### TASK INSTRUCTIONS
Your task is to copy every line of this material exactly.
┌────────
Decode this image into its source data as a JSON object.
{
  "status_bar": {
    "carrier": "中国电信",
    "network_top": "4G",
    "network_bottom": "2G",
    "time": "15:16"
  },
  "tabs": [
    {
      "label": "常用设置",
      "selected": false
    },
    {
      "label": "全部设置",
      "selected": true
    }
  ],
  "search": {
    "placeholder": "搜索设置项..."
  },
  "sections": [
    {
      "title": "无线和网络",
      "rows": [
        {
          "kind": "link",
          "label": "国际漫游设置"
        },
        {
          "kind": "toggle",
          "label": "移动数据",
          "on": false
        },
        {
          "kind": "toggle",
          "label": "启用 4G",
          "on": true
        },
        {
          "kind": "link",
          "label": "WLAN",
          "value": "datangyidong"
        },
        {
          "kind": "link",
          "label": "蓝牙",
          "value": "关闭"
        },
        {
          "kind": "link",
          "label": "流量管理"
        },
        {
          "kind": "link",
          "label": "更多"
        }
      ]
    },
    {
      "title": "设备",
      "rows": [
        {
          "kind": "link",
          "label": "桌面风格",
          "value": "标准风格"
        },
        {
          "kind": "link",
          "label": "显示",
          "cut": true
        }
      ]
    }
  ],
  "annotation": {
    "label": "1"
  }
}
└────────
### FULL RESPONSE
Decode this image into its source data as a JSON object.
{
  "status_bar": {
    "carrier": "中国电信",
    "network_top": "4G",
    "network_bottom": "2G",
    "time": "15:16"
  },
  "tabs": [
    {
      "label": "常用设置",
      "selected": false
    },
    {
      "label": "全部设置",
      "selected": true
    }
  ],
  "search": {
    "placeholder": "搜索设置项..."
  },
  "sections": [
    {
      "title": "无线和网络",
      "rows": [
        {
          "kind": "link",
          "label": "国际漫游设置"
        },
        {
          "kind": "toggle",
          "label": "移动数据",
          "on": false
        },
        {
          "kind": "toggle",
          "label": "启用 4G",
          "on": true
        },
        {
          "kind": "link",
          "label": "WLAN",
          "value": "datangyidong"
        },
        {
          "kind": "link",
          "label": "蓝牙",
          "value": "关闭"
        },
        {
          "kind": "link",
          "label": "流量管理"
        },
        {
          "kind": "link",
          "label": "更多"
        }
      ]
    },
    {
      "title": "设备",
      "rows": [
        {
          "kind": "link",
          "label": "桌面风格",
          "value": "标准风格"
        },
        {
          "kind": "link",
          "label": "显示",
          "cut": true
        }
      ]
    }
  ],
  "annotation": {
    "label": "1"
  }
}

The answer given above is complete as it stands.